* [Directions for this task]: Pull out every line of the listing below where "watermark" appears.

Dataset records
________

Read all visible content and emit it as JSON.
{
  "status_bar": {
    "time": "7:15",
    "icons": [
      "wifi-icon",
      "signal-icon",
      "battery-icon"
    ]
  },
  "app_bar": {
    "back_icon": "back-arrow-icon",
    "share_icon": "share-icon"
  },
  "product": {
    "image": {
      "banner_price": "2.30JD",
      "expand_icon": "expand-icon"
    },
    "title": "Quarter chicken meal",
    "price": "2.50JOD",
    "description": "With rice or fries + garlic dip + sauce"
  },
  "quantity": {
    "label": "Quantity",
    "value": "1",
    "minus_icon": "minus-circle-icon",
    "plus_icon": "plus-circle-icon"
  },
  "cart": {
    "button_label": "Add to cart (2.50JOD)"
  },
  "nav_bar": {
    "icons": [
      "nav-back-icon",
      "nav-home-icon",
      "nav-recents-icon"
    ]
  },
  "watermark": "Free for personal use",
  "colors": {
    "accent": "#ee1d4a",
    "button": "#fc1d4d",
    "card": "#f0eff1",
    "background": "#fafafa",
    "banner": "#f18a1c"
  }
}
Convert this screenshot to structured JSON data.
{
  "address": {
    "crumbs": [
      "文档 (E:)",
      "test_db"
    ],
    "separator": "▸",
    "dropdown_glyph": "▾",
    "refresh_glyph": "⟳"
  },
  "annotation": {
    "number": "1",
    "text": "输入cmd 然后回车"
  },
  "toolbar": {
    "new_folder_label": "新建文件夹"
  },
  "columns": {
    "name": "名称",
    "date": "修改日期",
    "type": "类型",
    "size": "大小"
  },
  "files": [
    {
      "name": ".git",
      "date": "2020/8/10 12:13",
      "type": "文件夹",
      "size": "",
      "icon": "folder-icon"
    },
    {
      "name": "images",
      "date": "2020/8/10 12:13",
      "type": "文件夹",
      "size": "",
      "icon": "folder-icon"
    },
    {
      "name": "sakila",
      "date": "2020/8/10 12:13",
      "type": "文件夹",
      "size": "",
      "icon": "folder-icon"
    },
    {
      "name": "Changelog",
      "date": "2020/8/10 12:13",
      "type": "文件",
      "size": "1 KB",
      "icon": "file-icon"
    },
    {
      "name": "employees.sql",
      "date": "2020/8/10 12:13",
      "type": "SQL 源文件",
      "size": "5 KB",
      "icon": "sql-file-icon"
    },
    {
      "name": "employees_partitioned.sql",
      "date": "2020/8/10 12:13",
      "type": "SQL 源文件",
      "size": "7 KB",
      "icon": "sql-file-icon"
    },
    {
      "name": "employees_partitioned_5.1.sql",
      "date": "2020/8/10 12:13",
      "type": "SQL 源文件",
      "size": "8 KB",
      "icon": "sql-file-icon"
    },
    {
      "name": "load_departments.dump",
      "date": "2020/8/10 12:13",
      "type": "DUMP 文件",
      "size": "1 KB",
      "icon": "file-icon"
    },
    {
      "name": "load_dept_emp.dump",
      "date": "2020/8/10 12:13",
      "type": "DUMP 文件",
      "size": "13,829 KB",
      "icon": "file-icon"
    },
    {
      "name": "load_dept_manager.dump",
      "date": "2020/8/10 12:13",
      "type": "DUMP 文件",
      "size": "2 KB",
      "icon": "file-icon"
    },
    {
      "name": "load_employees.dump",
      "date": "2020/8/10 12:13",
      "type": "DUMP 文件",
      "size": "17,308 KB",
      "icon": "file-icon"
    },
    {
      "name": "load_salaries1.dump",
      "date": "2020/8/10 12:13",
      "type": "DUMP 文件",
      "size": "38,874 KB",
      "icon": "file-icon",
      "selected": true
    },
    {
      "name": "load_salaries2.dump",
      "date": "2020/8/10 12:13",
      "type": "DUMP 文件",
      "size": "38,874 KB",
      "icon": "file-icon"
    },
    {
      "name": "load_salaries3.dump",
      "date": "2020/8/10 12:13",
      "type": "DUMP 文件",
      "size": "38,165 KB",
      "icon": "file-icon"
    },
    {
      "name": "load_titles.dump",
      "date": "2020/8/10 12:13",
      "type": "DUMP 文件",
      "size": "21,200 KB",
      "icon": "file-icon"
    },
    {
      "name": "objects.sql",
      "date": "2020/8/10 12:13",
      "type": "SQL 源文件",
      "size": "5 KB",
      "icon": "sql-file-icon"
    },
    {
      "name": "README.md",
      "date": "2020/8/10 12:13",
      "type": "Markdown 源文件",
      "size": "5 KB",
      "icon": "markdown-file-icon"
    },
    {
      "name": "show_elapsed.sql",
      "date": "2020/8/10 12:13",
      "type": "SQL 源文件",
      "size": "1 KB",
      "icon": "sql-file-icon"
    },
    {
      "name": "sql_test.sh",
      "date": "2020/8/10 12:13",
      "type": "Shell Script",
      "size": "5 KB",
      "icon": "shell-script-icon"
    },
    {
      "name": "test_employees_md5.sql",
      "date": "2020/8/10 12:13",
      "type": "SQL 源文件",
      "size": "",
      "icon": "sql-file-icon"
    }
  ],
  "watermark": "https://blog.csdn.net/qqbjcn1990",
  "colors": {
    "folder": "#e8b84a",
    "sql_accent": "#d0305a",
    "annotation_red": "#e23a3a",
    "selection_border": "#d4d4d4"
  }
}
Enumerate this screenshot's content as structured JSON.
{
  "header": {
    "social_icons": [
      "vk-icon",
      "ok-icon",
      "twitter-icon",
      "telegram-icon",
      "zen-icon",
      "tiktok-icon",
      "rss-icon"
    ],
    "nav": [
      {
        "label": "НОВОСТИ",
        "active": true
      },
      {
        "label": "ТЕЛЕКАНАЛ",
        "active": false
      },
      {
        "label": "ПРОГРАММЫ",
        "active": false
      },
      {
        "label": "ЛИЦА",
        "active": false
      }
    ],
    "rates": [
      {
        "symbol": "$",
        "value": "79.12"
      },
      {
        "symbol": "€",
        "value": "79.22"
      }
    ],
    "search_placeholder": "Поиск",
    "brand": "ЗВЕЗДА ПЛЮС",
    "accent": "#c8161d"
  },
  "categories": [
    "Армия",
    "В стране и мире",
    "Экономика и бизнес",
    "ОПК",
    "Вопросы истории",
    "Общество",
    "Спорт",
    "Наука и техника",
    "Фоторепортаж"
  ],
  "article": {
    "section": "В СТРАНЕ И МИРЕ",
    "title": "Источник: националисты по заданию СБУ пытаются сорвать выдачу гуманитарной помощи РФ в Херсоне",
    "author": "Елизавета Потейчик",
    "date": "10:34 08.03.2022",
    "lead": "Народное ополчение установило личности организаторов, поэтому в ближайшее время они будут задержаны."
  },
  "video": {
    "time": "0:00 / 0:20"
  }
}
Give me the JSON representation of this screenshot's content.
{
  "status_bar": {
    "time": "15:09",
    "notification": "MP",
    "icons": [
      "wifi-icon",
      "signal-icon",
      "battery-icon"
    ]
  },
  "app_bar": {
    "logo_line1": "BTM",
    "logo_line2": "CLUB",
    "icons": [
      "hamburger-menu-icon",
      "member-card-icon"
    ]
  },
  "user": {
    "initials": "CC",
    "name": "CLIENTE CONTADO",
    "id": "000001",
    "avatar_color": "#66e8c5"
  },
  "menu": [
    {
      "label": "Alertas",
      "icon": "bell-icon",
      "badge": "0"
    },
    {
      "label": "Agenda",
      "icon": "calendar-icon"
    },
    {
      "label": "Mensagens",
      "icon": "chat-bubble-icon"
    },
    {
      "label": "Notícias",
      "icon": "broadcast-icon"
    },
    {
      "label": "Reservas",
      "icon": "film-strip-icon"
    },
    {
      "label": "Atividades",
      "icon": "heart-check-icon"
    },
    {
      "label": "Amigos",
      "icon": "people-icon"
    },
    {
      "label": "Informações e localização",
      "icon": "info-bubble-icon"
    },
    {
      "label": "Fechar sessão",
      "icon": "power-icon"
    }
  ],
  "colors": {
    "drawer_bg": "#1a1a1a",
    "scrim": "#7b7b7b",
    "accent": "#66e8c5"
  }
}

________

* [Problem solution]:
  "watermark": "Free for personal use",
  "watermark": "https://blog.csdn.net/qqbjcn1990",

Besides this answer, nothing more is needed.